--- start ---

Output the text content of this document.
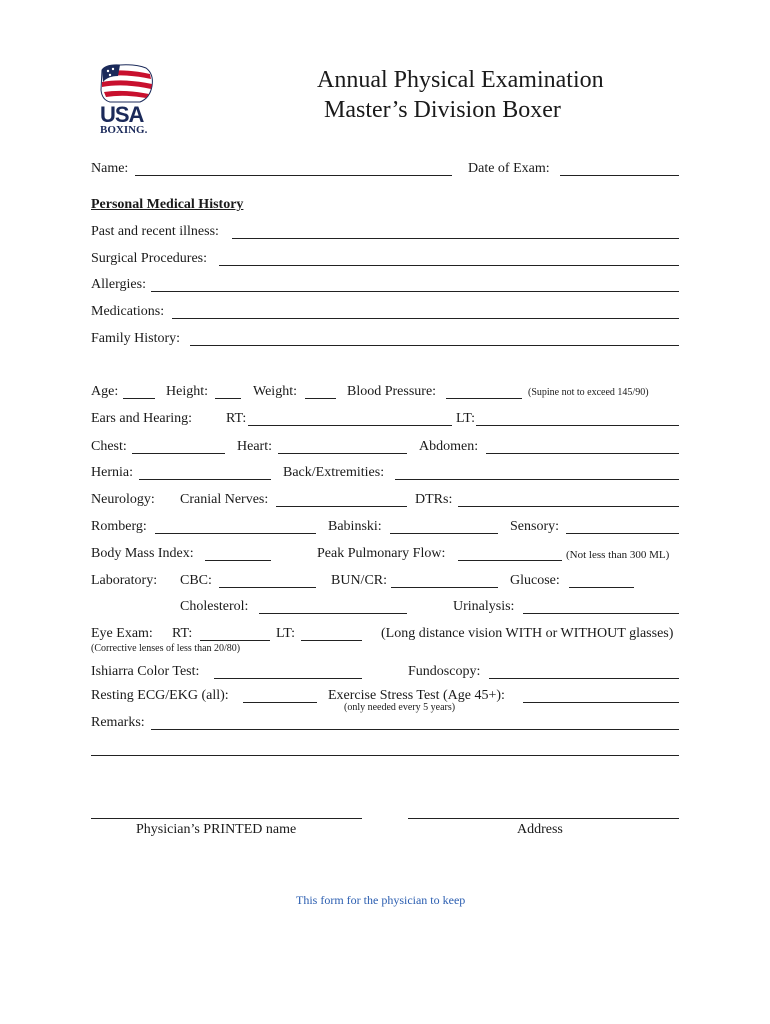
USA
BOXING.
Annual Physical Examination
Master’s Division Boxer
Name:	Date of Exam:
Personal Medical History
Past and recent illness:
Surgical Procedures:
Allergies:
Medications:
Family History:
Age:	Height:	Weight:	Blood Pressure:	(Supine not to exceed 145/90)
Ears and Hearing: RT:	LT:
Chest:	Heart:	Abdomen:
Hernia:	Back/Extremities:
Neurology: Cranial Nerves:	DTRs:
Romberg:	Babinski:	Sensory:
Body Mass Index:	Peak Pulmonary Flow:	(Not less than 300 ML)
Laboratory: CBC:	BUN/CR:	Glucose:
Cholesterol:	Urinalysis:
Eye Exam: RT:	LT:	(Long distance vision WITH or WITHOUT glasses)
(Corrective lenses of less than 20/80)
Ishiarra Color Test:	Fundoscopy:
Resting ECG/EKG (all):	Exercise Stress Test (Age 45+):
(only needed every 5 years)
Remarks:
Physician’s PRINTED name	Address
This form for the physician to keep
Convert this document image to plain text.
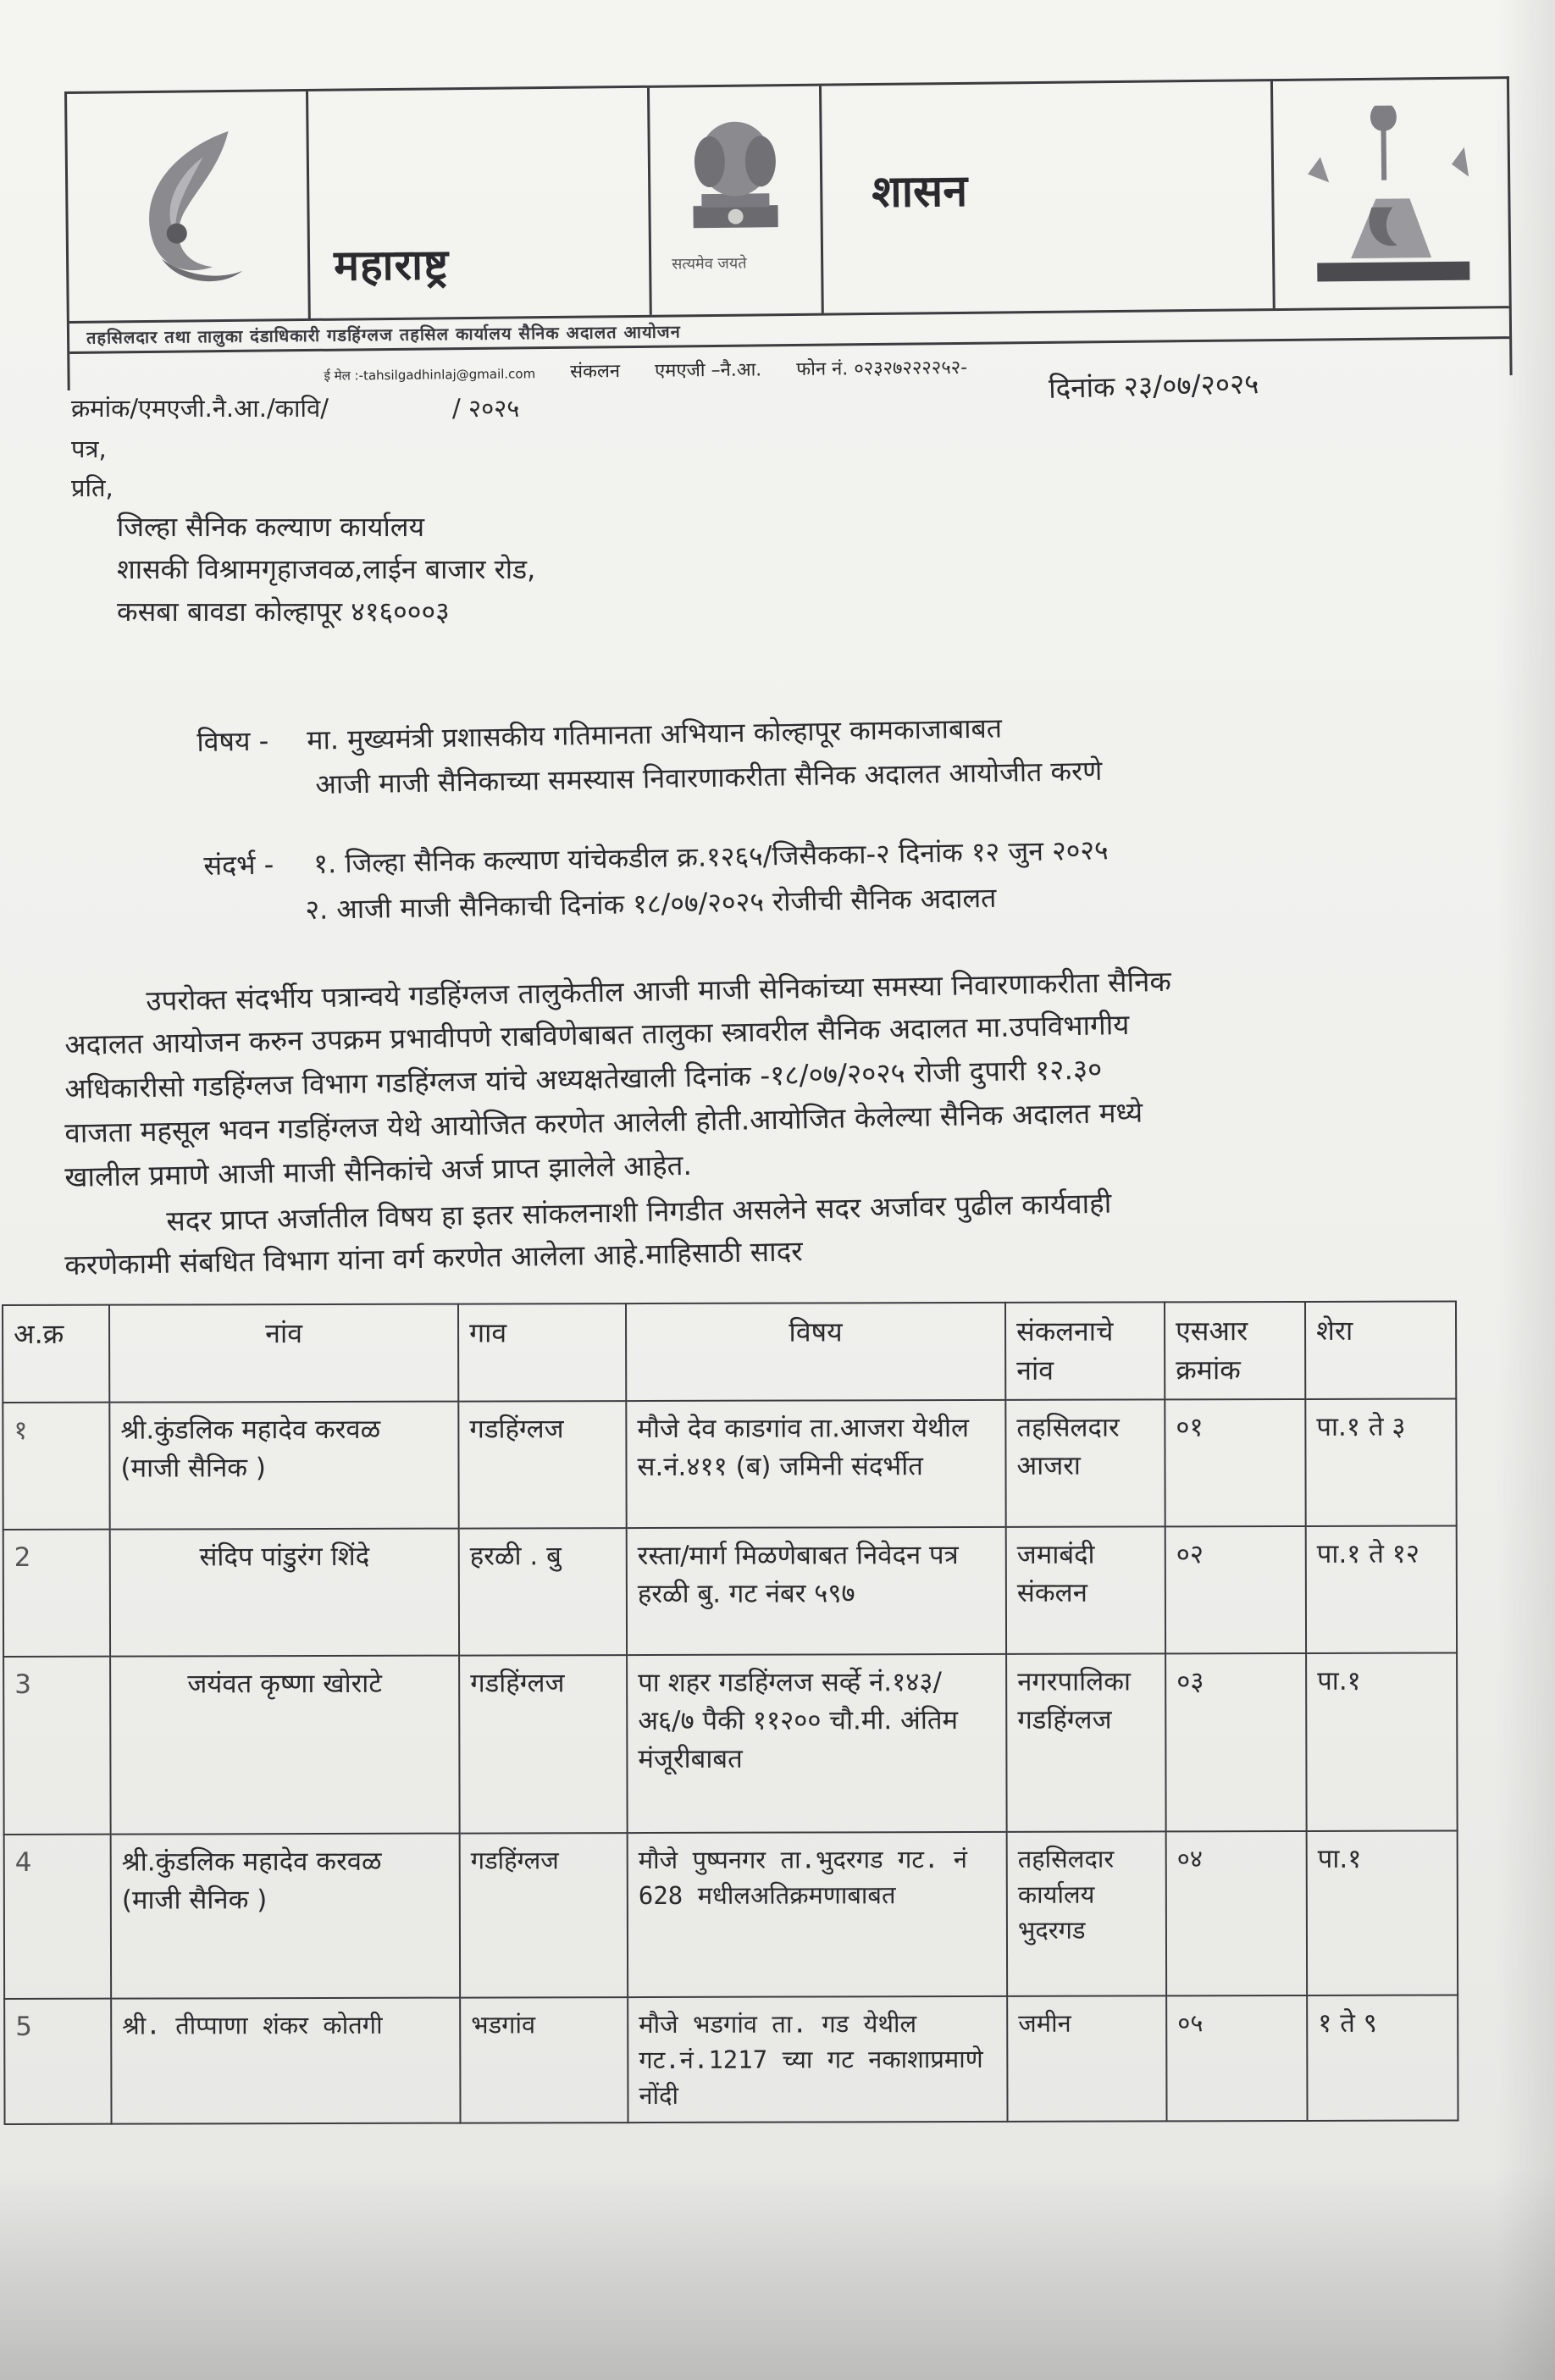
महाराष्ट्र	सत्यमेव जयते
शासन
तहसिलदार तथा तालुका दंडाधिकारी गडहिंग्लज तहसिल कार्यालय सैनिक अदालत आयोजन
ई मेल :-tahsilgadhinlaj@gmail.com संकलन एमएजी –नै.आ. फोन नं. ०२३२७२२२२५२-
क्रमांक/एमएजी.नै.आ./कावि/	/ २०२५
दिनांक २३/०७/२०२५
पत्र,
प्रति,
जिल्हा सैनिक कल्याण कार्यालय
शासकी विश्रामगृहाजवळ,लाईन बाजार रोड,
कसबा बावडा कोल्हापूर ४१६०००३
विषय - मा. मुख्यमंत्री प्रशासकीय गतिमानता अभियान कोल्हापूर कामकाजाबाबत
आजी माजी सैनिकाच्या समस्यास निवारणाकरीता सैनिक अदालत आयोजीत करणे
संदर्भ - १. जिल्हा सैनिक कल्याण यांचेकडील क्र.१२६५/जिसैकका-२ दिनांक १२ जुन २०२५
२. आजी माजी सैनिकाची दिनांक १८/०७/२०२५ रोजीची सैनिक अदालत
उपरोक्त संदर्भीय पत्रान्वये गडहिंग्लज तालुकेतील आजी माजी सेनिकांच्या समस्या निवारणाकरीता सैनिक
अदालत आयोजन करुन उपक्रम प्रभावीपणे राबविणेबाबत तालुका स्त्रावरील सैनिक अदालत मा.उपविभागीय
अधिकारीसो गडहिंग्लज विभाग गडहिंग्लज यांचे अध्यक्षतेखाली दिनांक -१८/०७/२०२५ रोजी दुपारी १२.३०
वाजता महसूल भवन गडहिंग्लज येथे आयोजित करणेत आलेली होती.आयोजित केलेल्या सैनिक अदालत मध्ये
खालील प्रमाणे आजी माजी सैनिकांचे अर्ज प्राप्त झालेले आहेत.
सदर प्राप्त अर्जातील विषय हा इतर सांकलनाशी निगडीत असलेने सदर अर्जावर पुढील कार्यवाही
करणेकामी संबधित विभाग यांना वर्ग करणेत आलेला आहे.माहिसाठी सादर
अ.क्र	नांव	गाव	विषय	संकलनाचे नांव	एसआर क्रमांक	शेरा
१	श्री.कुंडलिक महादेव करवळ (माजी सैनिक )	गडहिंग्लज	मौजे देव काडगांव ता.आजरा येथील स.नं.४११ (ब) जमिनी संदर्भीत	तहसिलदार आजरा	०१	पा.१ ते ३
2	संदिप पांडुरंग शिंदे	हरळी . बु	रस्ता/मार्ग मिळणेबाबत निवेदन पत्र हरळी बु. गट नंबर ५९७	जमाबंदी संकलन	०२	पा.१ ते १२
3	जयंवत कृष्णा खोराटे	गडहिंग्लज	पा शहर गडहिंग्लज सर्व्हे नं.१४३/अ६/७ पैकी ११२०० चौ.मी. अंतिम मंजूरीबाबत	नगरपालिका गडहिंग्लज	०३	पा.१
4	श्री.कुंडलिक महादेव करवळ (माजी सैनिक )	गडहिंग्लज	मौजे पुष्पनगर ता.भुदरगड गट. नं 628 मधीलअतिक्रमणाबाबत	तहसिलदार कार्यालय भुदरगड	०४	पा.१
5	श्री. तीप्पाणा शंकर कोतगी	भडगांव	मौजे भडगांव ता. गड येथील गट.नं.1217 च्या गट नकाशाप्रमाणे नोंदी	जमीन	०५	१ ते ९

--- end ---

(Written task):
All the lines above are to be given again exactly as they read, with the pictures removed.

(Response below):
Output the text content of this document.
USA
BOXING.
Annual Physical Examination
Master’s Division Boxer
Name:	Date of Exam:
Personal Medical History
Past and recent illness:
Surgical Procedures:
Allergies:
Medications:
Family History:
Age:	Height:	Weight:	Blood Pressure:	(Supine not to exceed 145/90)
Ears and Hearing: RT:	LT:
Chest:	Heart:	Abdomen:
Hernia:	Back/Extremities:
Neurology: Cranial Nerves:	DTRs:
Romberg:	Babinski:	Sensory:
Body Mass Index:	Peak Pulmonary Flow:	(Not less than 300 ML)
Laboratory: CBC:	BUN/CR:	Glucose:
Cholesterol:	Urinalysis:
Eye Exam: RT:	LT:	(Long distance vision WITH or WITHOUT glasses)
(Corrective lenses of less than 20/80)
Ishiarra Color Test:	Fundoscopy:
Resting ECG/EKG (all):	Exercise Stress Test (Age 45+):
(only needed every 5 years)
Remarks:
Physician’s PRINTED name	Address
This form for the physician to keep
Convert this document image to plain text.
महाराष्ट्र	सत्यमेव जयते
शासन
तहसिलदार तथा तालुका दंडाधिकारी गडहिंग्लज तहसिल कार्यालय सैनिक अदालत आयोजन
ई मेल :-tahsilgadhinlaj@gmail.com संकलन एमएजी –नै.आ. फोन नं. ०२३२७२२२२५२-
क्रमांक/एमएजी.नै.आ./कावि/	/ २०२५
दिनांक २३/०७/२०२५
पत्र,
प्रति,
जिल्हा सैनिक कल्याण कार्यालय
शासकी विश्रामगृहाजवळ,लाईन बाजार रोड,
कसबा बावडा कोल्हापूर ४१६०००३
विषय - मा. मुख्यमंत्री प्रशासकीय गतिमानता अभियान कोल्हापूर कामकाजाबाबत
आजी माजी सैनिकाच्या समस्यास निवारणाकरीता सैनिक अदालत आयोजीत करणे
संदर्भ - १. जिल्हा सैनिक कल्याण यांचेकडील क्र.१२६५/जिसैकका-२ दिनांक १२ जुन २०२५
२. आजी माजी सैनिकाची दिनांक १८/०७/२०२५ रोजीची सैनिक अदालत
उपरोक्त संदर्भीय पत्रान्वये गडहिंग्लज तालुकेतील आजी माजी सेनिकांच्या समस्या निवारणाकरीता सैनिक
अदालत आयोजन करुन उपक्रम प्रभावीपणे राबविणेबाबत तालुका स्त्रावरील सैनिक अदालत मा.उपविभागीय
अधिकारीसो गडहिंग्लज विभाग गडहिंग्लज यांचे अध्यक्षतेखाली दिनांक -१८/०७/२०२५ रोजी दुपारी १२.३०
वाजता महसूल भवन गडहिंग्लज येथे आयोजित करणेत आलेली होती.आयोजित केलेल्या सैनिक अदालत मध्ये
खालील प्रमाणे आजी माजी सैनिकांचे अर्ज प्राप्त झालेले आहेत.
सदर प्राप्त अर्जातील विषय हा इतर सांकलनाशी निगडीत असलेने सदर अर्जावर पुढील कार्यवाही
करणेकामी संबधित विभाग यांना वर्ग करणेत आलेला आहे.माहिसाठी सादर
अ.क्र	नांव	गाव	विषय	संकलनाचे नांव	एसआर क्रमांक	शेरा
१	श्री.कुंडलिक महादेव करवळ (माजी सैनिक )	गडहिंग्लज	मौजे देव काडगांव ता.आजरा येथील स.नं.४११ (ब) जमिनी संदर्भीत	तहसिलदार आजरा	०१	पा.१ ते ३
2	संदिप पांडुरंग शिंदे	हरळी . बु	रस्ता/मार्ग मिळणेबाबत निवेदन पत्र हरळी बु. गट नंबर ५९७	जमाबंदी संकलन	०२	पा.१ ते १२
3	जयंवत कृष्णा खोराटे	गडहिंग्लज	पा शहर गडहिंग्लज सर्व्हे नं.१४३/अ६/७ पैकी ११२०० चौ.मी. अंतिम मंजूरीबाबत	नगरपालिका गडहिंग्लज	०३	पा.१
4	श्री.कुंडलिक महादेव करवळ (माजी सैनिक )	गडहिंग्लज	मौजे पुष्पनगर ता.भुदरगड गट. नं 628 मधीलअतिक्रमणाबाबत	तहसिलदार कार्यालय भुदरगड	०४	पा.१
5	श्री. तीप्पाणा शंकर कोतगी	भडगांव	मौजे भडगांव ता. गड येथील गट.नं.1217 च्या गट नकाशाप्रमाणे नोंदी	जमीन	०५	१ ते ९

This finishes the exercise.